◆ AIM OF THE EXERCISE: In every one of the records, replace "bounding boxes" with "box coordinates" and leave everything else the same. Omit the pictures from your answer.

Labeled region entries
______

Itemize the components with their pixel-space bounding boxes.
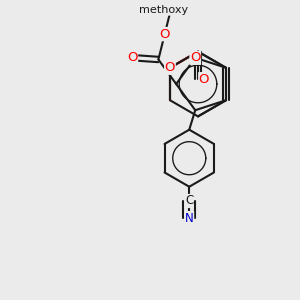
Text: O: O: [165, 61, 175, 74]
Text: O: O: [199, 73, 209, 85]
Text: N: N: [185, 212, 194, 225]
Text: methyl: methyl: [154, 5, 188, 15]
Text: O: O: [127, 51, 137, 64]
Text: O: O: [190, 51, 200, 64]
Text: methoxy: methoxy: [139, 5, 188, 15]
Text: O: O: [160, 28, 170, 40]
Text: C: C: [185, 194, 194, 208]
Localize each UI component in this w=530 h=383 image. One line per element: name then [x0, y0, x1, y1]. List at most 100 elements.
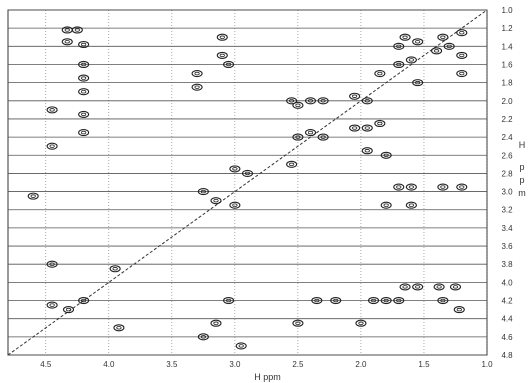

______

◆ TASK RESULT:
Itemize the components with their pixel-space box coordinates.
Text: O: O: [165, 61, 175, 74]
Text: O: O: [199, 73, 209, 85]
Text: N: N: [185, 212, 194, 225]
Text: methyl: methyl: [154, 5, 188, 15]
Text: O: O: [127, 51, 137, 64]
Text: O: O: [190, 51, 200, 64]
Text: methoxy: methoxy: [139, 5, 188, 15]
Text: O: O: [160, 28, 170, 40]
Text: C: C: [185, 194, 194, 208]
Localize each UI component in this w=530 h=383 image. One line per element: name then [x0, y0, x1, y1]. List at most 100 elements.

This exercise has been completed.